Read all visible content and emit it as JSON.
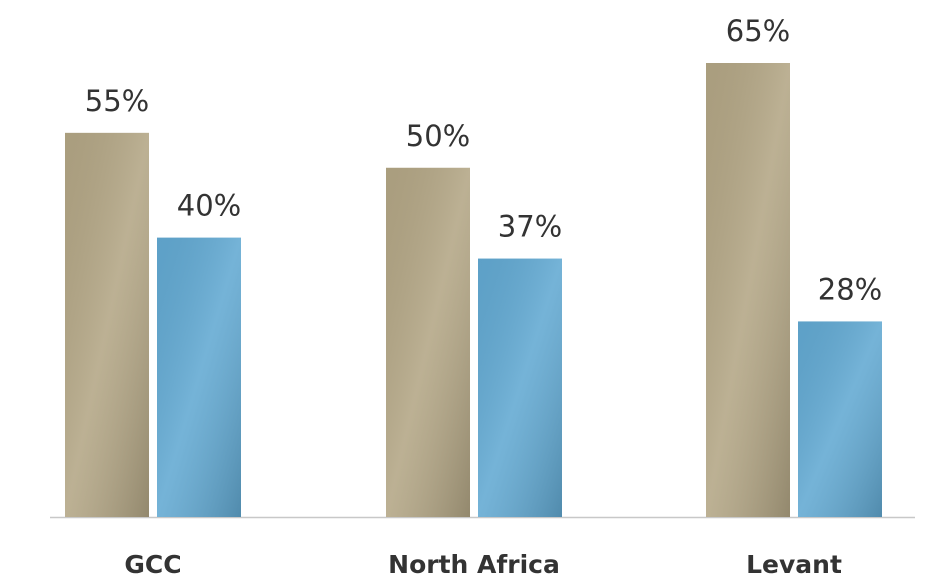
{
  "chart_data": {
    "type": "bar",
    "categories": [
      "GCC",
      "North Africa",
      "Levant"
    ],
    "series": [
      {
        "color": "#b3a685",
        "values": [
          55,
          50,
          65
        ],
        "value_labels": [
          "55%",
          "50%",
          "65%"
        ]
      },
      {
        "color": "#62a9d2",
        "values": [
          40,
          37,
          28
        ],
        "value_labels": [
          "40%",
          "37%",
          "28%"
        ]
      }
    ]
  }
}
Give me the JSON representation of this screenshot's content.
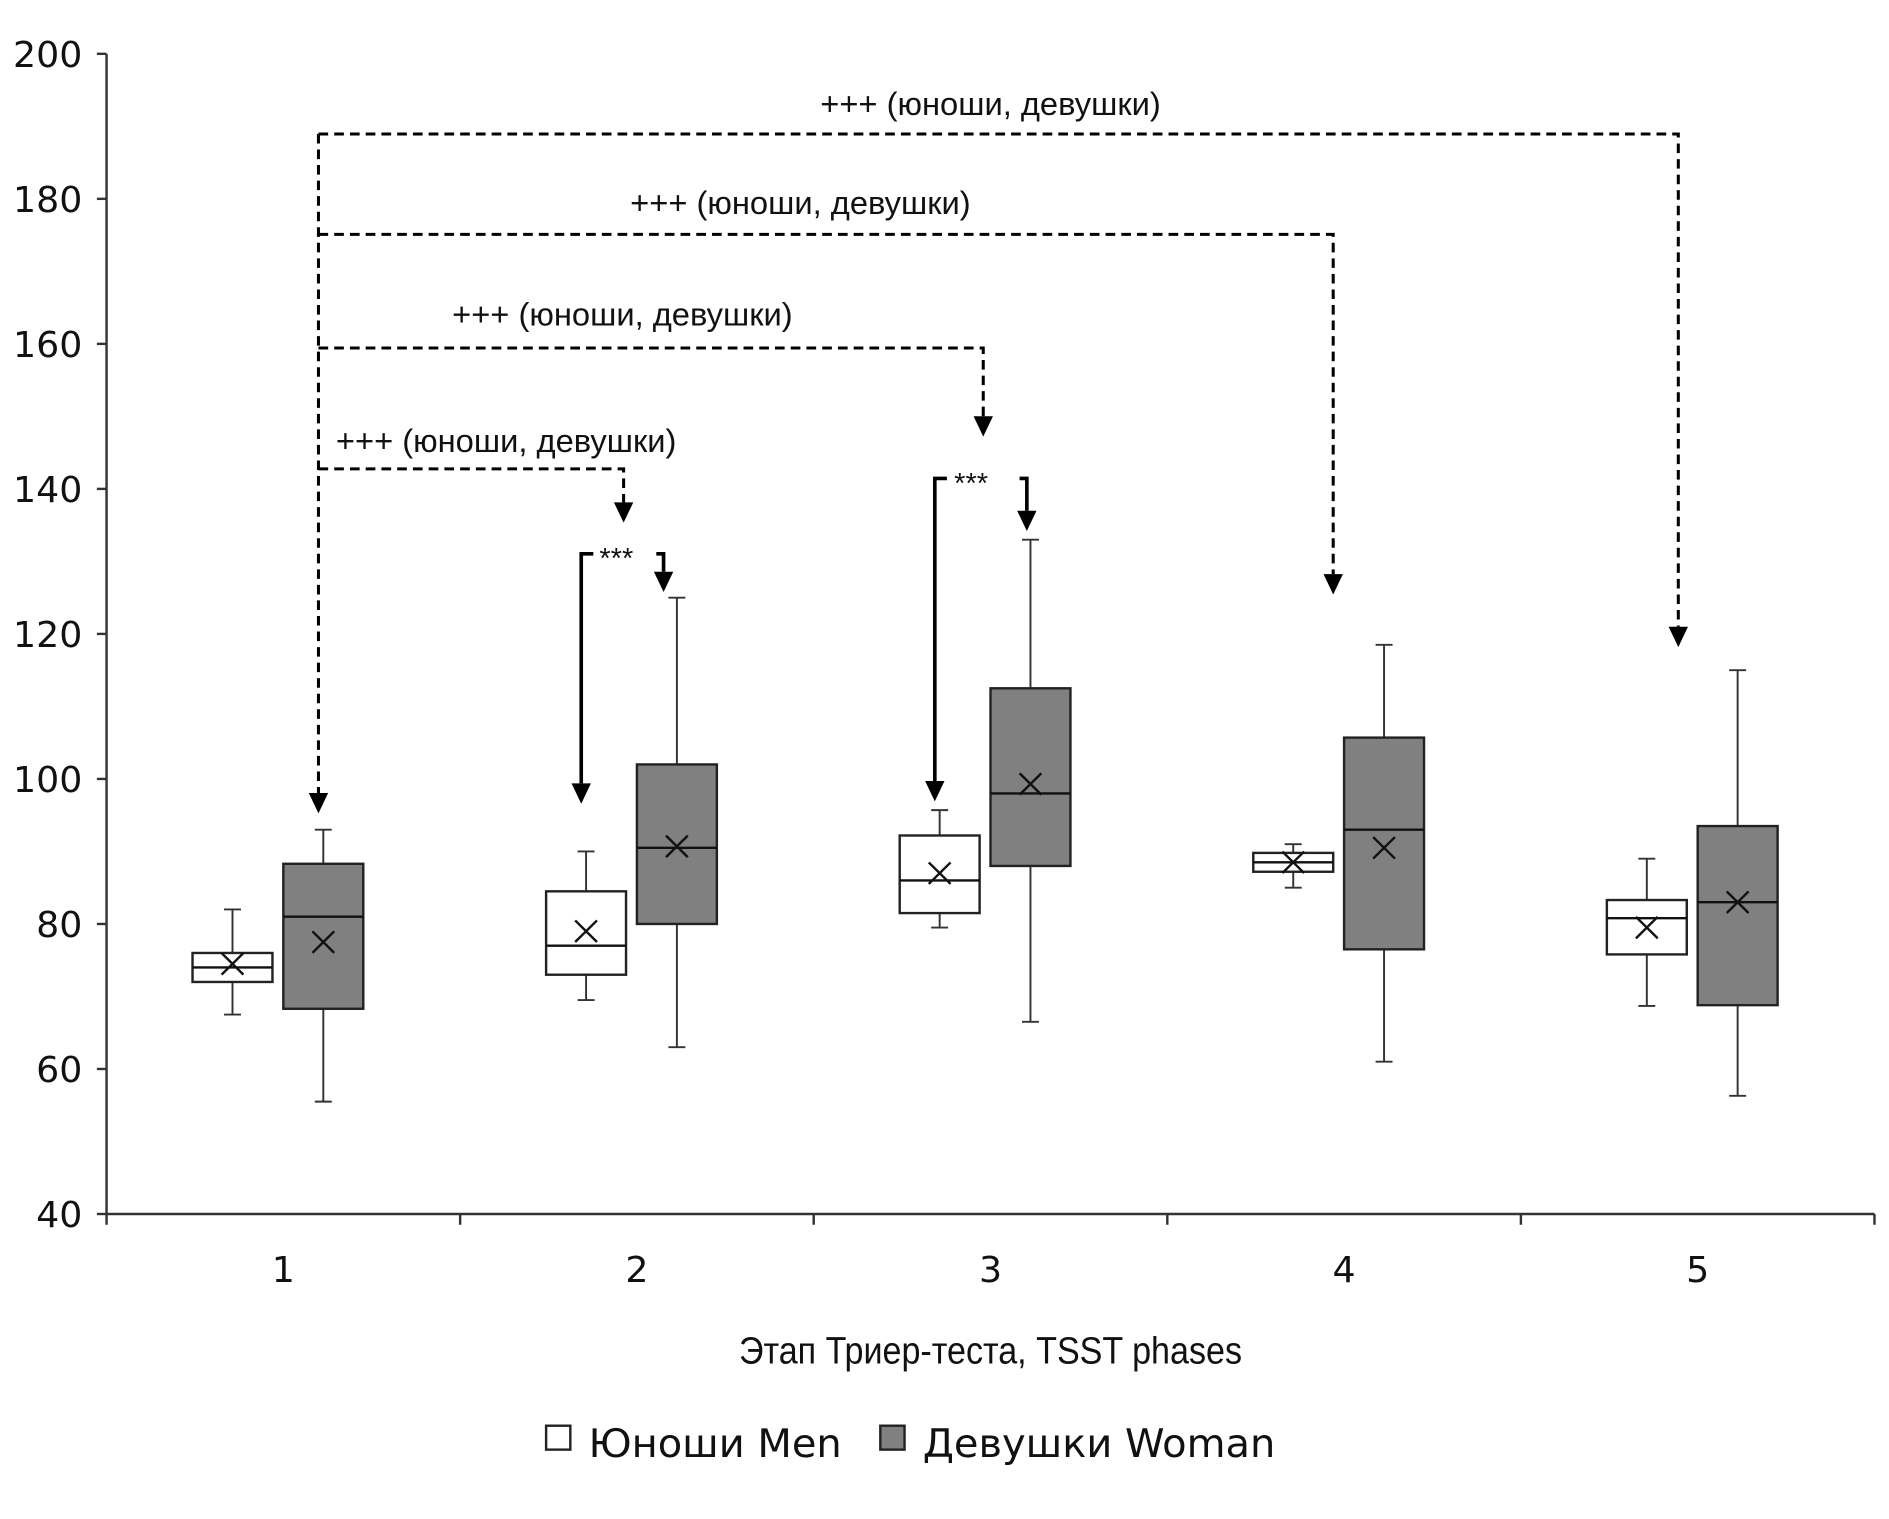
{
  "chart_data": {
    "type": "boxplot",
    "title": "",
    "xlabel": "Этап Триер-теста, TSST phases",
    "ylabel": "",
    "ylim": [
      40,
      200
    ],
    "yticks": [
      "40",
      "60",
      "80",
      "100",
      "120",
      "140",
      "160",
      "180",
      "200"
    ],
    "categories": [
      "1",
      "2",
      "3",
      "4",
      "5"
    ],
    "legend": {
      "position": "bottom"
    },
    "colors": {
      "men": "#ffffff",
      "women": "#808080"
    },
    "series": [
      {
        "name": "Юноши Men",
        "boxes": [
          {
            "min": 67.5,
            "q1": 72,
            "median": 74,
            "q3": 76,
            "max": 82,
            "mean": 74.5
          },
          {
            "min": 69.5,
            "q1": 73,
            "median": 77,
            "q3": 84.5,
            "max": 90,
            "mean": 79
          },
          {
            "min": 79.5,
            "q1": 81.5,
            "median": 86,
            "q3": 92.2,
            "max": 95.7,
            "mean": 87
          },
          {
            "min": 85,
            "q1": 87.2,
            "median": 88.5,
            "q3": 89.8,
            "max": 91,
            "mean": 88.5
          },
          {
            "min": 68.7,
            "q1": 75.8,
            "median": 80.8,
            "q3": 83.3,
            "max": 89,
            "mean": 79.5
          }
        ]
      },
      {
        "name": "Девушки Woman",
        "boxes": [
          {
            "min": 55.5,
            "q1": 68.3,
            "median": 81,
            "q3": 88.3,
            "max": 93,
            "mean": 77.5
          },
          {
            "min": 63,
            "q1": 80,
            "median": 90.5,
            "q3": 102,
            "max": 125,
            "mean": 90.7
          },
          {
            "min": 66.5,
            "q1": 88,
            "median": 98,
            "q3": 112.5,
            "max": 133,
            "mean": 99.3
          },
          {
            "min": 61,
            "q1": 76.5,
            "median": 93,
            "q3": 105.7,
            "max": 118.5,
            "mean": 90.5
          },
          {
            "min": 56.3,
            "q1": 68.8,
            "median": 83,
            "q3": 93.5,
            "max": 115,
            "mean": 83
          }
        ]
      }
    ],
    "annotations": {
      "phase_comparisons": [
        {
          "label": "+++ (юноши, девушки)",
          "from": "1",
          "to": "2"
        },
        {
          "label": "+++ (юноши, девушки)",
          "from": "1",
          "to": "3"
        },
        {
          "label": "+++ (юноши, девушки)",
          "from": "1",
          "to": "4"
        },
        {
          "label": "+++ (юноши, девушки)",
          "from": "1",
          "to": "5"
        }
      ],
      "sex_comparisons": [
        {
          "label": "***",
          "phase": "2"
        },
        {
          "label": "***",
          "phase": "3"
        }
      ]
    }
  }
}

> _The exercise_
Restate the data above exactly, stripping out each image.

> _Result of the task_
Read all visible content and emit it as JSON.
{
  "chart_data": {
    "type": "bar",
    "categories": [
      "GCC",
      "North Africa",
      "Levant"
    ],
    "series": [
      {
        "color": "#b3a685",
        "values": [
          55,
          50,
          65
        ],
        "value_labels": [
          "55%",
          "50%",
          "65%"
        ]
      },
      {
        "color": "#62a9d2",
        "values": [
          40,
          37,
          28
        ],
        "value_labels": [
          "40%",
          "37%",
          "28%"
        ]
      }
    ]
  }
}
Give me the JSON representation of this screenshot's content.
{
  "chart_data": {
    "type": "boxplot",
    "title": "",
    "xlabel": "Этап Триер-теста, TSST phases",
    "ylabel": "",
    "ylim": [
      40,
      200
    ],
    "yticks": [
      "40",
      "60",
      "80",
      "100",
      "120",
      "140",
      "160",
      "180",
      "200"
    ],
    "categories": [
      "1",
      "2",
      "3",
      "4",
      "5"
    ],
    "legend": {
      "position": "bottom"
    },
    "colors": {
      "men": "#ffffff",
      "women": "#808080"
    },
    "series": [
      {
        "name": "Юноши Men",
        "boxes": [
          {
            "min": 67.5,
            "q1": 72,
            "median": 74,
            "q3": 76,
            "max": 82,
            "mean": 74.5
          },
          {
            "min": 69.5,
            "q1": 73,
            "median": 77,
            "q3": 84.5,
            "max": 90,
            "mean": 79
          },
          {
            "min": 79.5,
            "q1": 81.5,
            "median": 86,
            "q3": 92.2,
            "max": 95.7,
            "mean": 87
          },
          {
            "min": 85,
            "q1": 87.2,
            "median": 88.5,
            "q3": 89.8,
            "max": 91,
            "mean": 88.5
          },
          {
            "min": 68.7,
            "q1": 75.8,
            "median": 80.8,
            "q3": 83.3,
            "max": 89,
            "mean": 79.5
          }
        ]
      },
      {
        "name": "Девушки Woman",
        "boxes": [
          {
            "min": 55.5,
            "q1": 68.3,
            "median": 81,
            "q3": 88.3,
            "max": 93,
            "mean": 77.5
          },
          {
            "min": 63,
            "q1": 80,
            "median": 90.5,
            "q3": 102,
            "max": 125,
            "mean": 90.7
          },
          {
            "min": 66.5,
            "q1": 88,
            "median": 98,
            "q3": 112.5,
            "max": 133,
            "mean": 99.3
          },
          {
            "min": 61,
            "q1": 76.5,
            "median": 93,
            "q3": 105.7,
            "max": 118.5,
            "mean": 90.5
          },
          {
            "min": 56.3,
            "q1": 68.8,
            "median": 83,
            "q3": 93.5,
            "max": 115,
            "mean": 83
          }
        ]
      }
    ],
    "annotations": {
      "phase_comparisons": [
        {
          "label": "+++ (юноши, девушки)",
          "from": "1",
          "to": "2"
        },
        {
          "label": "+++ (юноши, девушки)",
          "from": "1",
          "to": "3"
        },
        {
          "label": "+++ (юноши, девушки)",
          "from": "1",
          "to": "4"
        },
        {
          "label": "+++ (юноши, девушки)",
          "from": "1",
          "to": "5"
        }
      ],
      "sex_comparisons": [
        {
          "label": "***",
          "phase": "2"
        },
        {
          "label": "***",
          "phase": "3"
        }
      ]
    }
  }
}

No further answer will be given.